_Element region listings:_

####

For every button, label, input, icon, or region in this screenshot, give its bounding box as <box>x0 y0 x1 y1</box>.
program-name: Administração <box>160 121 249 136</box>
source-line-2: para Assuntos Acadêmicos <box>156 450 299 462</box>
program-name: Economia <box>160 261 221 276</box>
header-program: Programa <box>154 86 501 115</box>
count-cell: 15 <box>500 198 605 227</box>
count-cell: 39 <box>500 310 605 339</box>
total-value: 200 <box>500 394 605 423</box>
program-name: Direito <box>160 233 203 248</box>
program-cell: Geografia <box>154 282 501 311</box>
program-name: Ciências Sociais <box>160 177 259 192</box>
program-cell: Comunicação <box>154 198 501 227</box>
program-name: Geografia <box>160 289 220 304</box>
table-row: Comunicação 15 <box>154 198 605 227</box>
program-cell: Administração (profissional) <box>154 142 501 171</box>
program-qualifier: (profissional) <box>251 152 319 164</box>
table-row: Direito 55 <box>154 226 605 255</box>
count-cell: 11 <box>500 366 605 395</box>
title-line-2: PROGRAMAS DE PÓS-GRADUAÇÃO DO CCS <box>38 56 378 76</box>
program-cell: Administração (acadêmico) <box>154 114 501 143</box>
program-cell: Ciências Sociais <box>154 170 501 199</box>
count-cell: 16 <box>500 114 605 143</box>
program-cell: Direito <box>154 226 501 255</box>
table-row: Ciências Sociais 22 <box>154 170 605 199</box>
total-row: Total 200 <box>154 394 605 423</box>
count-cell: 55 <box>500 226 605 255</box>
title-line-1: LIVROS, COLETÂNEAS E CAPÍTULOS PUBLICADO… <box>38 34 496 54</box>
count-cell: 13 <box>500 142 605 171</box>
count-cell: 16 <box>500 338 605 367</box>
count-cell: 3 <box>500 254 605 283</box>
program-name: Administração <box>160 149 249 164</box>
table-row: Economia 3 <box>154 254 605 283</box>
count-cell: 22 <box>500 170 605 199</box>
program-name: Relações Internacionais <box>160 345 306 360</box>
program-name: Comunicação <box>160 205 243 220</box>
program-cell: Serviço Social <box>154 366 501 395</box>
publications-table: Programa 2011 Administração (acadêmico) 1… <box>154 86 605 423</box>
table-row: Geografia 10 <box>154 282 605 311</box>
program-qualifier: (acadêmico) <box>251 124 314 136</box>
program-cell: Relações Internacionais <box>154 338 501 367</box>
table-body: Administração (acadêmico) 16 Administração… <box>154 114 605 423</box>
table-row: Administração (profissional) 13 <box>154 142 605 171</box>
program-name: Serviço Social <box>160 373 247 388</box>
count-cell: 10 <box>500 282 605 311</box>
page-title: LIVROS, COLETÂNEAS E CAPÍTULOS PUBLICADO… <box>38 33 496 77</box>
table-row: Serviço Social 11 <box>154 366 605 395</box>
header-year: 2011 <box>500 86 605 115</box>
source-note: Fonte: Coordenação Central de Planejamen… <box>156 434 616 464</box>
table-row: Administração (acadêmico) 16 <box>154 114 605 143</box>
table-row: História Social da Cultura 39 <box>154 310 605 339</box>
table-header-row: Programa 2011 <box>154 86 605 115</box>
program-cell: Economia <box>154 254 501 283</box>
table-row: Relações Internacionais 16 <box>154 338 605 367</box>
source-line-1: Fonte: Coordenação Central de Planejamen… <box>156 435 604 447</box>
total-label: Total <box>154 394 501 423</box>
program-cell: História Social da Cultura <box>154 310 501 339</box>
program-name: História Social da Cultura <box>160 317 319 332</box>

####

_What the task requires:_ Please format the records above as a Markdown table with the columns "Row" and "Line", from the start of the records through the line that contains "count-cell: 15 <box>500 198 605 227</box>", both ends included. Leave out blank lines.

_Task answer:_
| Row | Line |
|---|---|
| 1 | For every button, label, input, icon, or region in this screenshot, give its bounding box as <box>x0 y0 x1 y1</box>. |
| 2 | program-name: Administração <box>160 121 249 136</box> |
| 3 | source-line-2: para Assuntos Acadêmicos <box>156 450 299 462</box> |
| 4 | program-name: Economia <box>160 261 221 276</box> |
| 5 | header-program: Programa <box>154 86 501 115</box> |
| 6 | count-cell: 15 <box>500 198 605 227</box> |